==== Texte de la page ====
Culte du dimanche 1er mai 2016
prédication du pasteur Marc Pernot

Texte de la prédication (vidéo ci-dessous)

Dans un long travail se développant sur deux années, notre Église travaille à se donner une « confession de foi ».

À quoi cela sert-il ?

Quand une personne désire entrer officiellement dans la foi chrétienne, il lui est demandé de dire une confession de foi. Peut-être avez-vous fait ce geste et êtes venu ici, au milieu de l’assemblée des fidèles ? Peut-être que vous vous y préparez vous-même ? Est-ce que c’est si important que ça ? À quoi cela sert-il ?

Et est-ce que c’est biblique, cet appel à faire une déclaration de foi ?

Il y a en tout cas des exemples.

Je crois en Dieu ?

À commencer par la Torah, dans ce commandement essentiel que Jésus cite et enrichit encore, le Shema Israël. Moïse invite le croyant à dire ce texte en se levant et en se couchant, à le dire en partant en voyage et à en faire la base de l’enseignement des enfants : « Écoute, Israël ! l’Éternel, notre Dieu, l’Éternel est un. Tu aimeras l’Éternel, ton Dieu, de tout ton cœur, de toute ton âme et de toute ta force. » (Deutéronome 6:4-5).

Nous avons là une confession de foi en un seul article « l’Éternel, notre Dieu, l’Éternel est un » qui est enchâssée dans un appel à être en relation à Dieu, à l’écouter et à l’aimer.

D’un point de vue théologique, cette déclaration de foi « יְהוָ֥ה אֱלֹהֵ֖ינוּ יְהוָ֥ה אֶחָֽד » (Yahou éloheinou, Yahou érad) est extrêmement profonde et intelligente. Elle propose deux conceptions de Dieu différentes et au lieu de les opposer, elle nous invite à les réunir. Cette confession de foi nous empêche d’enfermer notre conception de Dieu dans une théologie étroite, elle nous invite aussi à nous réconcilier entre nous dans nos théologies différentes et aller même au delà de ces théologies dans l’écoute et dans l’engagement de notre cœur, de notre vie. Finalement ce qui pouvait sembler n’être qu’un cadre autour de la déclaration théologique, cette invitation à écouter Dieu personnellement, ce « écoute » et ce « aime » qui sont dits par le croyant au pied de son lit disent plus sur Dieu que tout le reste. Dieu est quelque chose ou quelqu’un qui s’adresse à moi directement. Ensuite, je pourrai découvrir qu’il est un être complexe à la fois Yahou (source de l’être, de vie, de tendresse, toujours en devenir, et si proche de nous), et Élohim (une réalité tellement plus grande que nous connaissons que rien ne peut lui être comparé).

Jésus reprend cette confession de foi fondamentale et il y ajoute une invitation à la réflexion personnelle (et pas seulement à l’écoute servile : « tu l’aimeras avec toute ton intelligence ») et Jésus y ajoute un appel à la créativité dans le service des autres et dans le développement de soi.

Donc, oui, Jésus nous appelle à confesser notre foi en Dieu, et à le faire de façon intime, intelligente et engagée. L’appel à notre intelligence nous autorise, nous invite à faire de la théologie, à ce que la mystérieuse tension entre « Yayou » et « Élohim », entre ces deux faces de Dieu, ne soit pas une façon de disqualifier la théologie mais au contraire l’appel du Christ nous invite à oser penser cette tension par nous-même.
====
Travail demandé:
D'après la prédication, quelle référence biblique est donnée pour le passage du Shema Israël cité ?
==== Données recueillies ====
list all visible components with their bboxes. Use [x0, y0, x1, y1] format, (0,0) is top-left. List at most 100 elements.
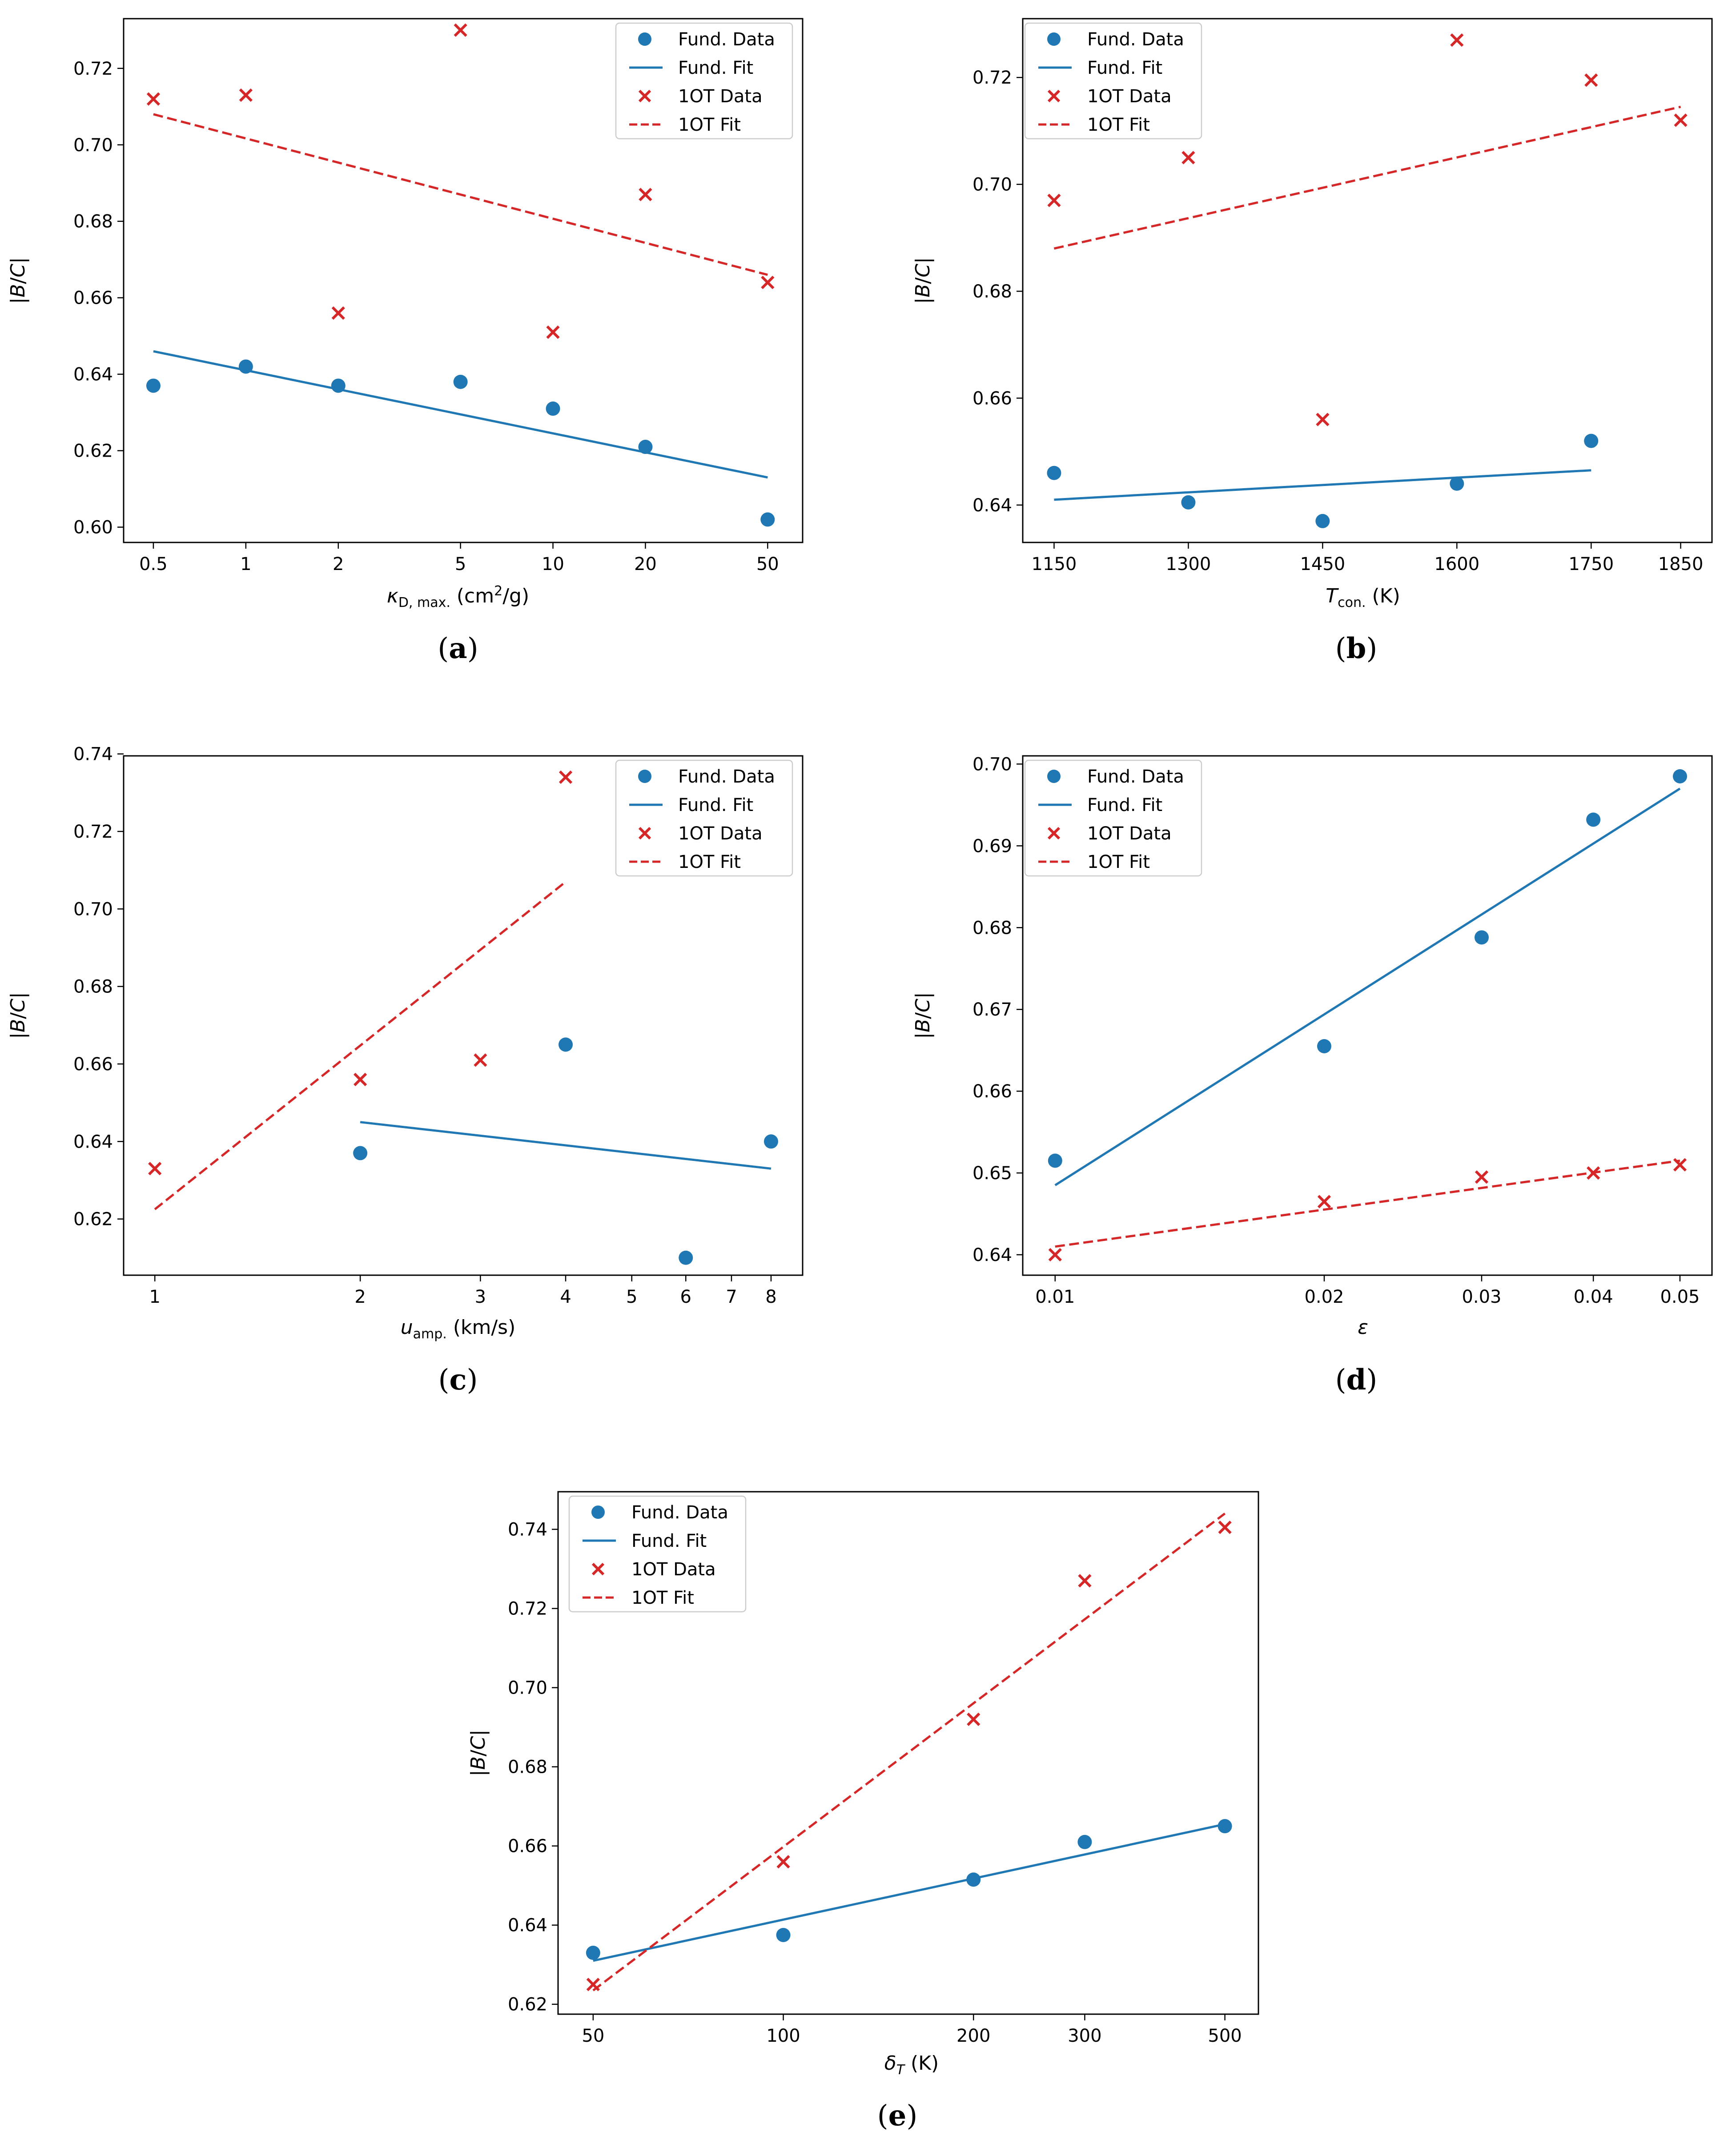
====
Corrigé:
Deutéronome 6:4-5.